Filter the lines below, copying only those with the string "经季节调整".

══════

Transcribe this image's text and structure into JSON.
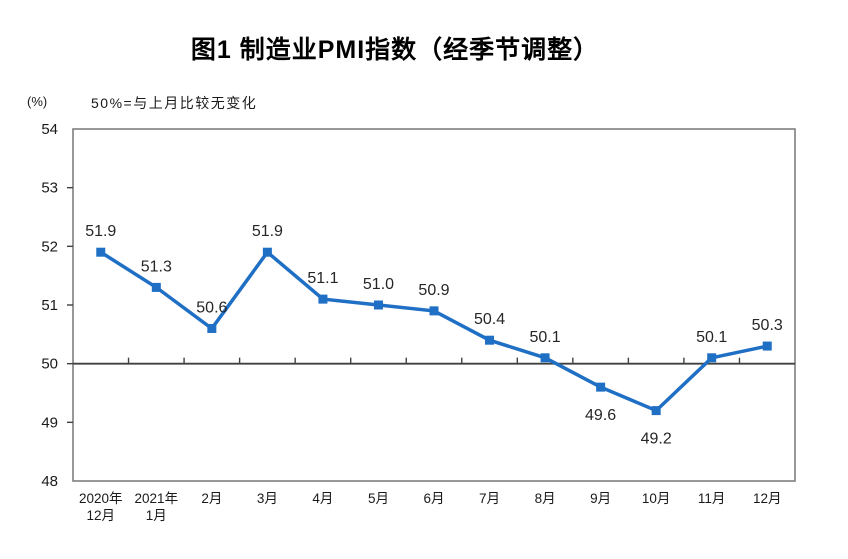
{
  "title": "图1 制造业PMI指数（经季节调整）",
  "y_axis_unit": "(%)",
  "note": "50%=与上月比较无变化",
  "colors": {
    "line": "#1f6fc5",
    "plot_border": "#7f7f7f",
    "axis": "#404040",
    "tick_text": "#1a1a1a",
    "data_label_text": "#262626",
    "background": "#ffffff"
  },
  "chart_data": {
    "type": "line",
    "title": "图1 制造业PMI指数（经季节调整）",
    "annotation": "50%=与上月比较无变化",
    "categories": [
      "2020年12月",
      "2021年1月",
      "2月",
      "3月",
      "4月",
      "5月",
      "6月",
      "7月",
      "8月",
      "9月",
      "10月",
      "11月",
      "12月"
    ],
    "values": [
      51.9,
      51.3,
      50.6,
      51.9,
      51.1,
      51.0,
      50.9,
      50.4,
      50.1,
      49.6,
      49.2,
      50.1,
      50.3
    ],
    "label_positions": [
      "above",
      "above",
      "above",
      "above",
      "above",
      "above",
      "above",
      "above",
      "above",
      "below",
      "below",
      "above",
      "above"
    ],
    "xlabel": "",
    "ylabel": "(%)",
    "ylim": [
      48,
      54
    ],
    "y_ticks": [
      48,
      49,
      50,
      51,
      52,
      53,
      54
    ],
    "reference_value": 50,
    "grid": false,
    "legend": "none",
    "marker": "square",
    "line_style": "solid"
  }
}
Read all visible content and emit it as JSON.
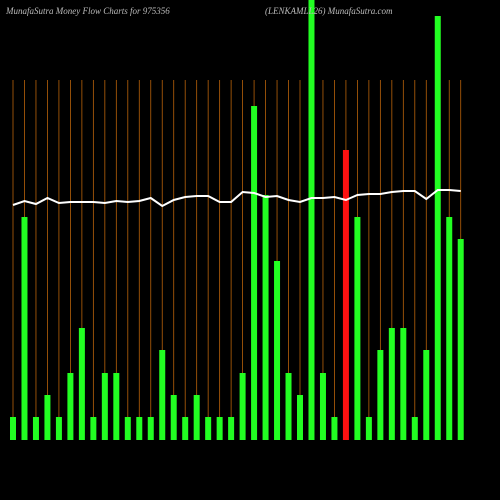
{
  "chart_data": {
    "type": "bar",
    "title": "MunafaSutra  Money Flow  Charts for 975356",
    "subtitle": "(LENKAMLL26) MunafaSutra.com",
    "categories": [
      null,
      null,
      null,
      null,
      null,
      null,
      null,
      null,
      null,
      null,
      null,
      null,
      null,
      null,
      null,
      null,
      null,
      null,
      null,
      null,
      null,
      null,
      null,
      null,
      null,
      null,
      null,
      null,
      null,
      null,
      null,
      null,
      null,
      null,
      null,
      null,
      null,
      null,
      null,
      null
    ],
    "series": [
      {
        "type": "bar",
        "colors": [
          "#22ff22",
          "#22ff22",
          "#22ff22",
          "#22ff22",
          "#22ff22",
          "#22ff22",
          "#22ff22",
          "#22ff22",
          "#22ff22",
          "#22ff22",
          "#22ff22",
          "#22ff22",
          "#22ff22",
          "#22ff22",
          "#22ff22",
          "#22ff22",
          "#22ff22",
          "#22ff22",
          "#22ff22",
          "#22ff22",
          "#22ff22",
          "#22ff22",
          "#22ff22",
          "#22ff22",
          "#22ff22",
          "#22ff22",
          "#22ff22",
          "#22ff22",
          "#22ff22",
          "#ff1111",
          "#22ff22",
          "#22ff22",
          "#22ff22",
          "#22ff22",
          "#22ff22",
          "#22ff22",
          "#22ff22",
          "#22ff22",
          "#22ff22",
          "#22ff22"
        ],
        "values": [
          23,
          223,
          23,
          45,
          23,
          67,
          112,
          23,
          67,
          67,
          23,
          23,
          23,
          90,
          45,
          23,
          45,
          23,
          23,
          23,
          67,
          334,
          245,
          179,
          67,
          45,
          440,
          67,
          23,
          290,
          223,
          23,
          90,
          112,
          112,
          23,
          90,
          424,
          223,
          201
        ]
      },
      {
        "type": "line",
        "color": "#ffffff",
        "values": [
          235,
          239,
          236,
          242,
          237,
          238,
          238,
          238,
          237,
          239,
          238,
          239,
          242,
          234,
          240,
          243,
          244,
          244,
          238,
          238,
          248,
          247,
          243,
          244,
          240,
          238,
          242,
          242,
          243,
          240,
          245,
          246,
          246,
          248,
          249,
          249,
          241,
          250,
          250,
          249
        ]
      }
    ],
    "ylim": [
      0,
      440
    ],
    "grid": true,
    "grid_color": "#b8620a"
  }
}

══════

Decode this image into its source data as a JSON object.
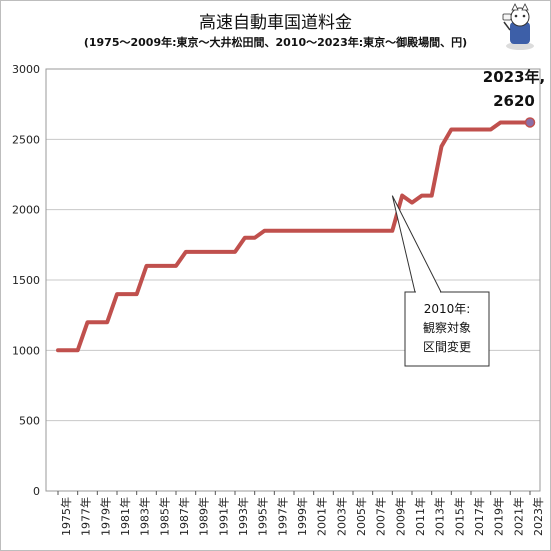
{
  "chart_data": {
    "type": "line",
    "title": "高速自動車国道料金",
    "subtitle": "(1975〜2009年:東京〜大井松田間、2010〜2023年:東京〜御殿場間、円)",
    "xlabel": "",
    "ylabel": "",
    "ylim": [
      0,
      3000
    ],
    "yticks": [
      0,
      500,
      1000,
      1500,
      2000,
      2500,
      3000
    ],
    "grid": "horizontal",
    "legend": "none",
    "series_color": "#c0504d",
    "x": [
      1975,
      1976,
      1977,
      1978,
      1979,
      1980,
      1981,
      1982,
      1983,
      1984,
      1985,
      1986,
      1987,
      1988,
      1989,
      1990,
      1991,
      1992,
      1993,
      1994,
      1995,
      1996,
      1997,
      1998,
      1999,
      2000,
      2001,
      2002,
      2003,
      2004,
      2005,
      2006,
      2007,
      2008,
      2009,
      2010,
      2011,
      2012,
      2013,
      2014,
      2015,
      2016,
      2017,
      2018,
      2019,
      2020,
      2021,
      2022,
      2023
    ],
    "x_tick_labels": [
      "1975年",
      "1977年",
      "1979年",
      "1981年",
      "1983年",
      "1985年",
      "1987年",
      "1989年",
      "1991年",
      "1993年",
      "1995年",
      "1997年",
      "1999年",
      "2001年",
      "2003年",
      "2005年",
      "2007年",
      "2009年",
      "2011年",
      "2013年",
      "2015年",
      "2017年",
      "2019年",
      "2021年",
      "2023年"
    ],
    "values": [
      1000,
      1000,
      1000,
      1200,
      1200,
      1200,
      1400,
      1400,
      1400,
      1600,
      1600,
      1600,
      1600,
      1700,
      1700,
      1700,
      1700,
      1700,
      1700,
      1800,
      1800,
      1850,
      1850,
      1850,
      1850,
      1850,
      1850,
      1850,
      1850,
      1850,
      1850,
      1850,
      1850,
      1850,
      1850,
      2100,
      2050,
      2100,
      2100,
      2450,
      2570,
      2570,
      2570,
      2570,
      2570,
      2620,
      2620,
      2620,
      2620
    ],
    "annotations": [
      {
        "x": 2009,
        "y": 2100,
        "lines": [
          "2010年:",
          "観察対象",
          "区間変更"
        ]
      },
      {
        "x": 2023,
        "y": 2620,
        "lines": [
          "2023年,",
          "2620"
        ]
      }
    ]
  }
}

══════

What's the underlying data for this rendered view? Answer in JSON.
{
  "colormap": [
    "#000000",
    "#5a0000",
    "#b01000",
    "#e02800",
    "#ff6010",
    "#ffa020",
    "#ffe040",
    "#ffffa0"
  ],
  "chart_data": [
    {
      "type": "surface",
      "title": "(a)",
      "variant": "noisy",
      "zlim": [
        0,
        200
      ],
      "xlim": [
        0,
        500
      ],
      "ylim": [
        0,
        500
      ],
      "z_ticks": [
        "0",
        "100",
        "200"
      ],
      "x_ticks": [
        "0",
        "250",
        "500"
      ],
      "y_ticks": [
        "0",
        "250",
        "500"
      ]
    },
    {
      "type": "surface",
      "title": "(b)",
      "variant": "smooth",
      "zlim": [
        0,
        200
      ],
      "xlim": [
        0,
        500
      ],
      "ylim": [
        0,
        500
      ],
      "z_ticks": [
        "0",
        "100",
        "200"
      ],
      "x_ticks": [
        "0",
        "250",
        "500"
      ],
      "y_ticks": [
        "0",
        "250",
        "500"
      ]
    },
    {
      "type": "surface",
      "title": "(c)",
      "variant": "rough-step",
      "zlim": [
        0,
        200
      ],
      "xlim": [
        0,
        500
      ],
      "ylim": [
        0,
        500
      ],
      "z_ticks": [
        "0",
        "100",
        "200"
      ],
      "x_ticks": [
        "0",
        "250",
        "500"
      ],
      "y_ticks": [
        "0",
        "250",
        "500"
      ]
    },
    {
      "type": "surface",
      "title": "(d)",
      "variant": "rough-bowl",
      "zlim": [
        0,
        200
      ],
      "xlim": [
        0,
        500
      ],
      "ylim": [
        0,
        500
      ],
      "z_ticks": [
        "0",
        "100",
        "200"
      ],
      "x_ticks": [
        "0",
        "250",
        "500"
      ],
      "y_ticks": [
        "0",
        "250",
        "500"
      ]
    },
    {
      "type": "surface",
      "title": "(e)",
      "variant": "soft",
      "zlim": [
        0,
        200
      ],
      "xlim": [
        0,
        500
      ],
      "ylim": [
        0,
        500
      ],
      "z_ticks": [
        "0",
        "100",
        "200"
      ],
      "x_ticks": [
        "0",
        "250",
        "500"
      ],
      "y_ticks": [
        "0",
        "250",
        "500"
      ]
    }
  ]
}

══════

Written reply
  "title": "图1 制造业PMI指数（经季节调整）",
    "title": "图1 制造业PMI指数（经季节调整）",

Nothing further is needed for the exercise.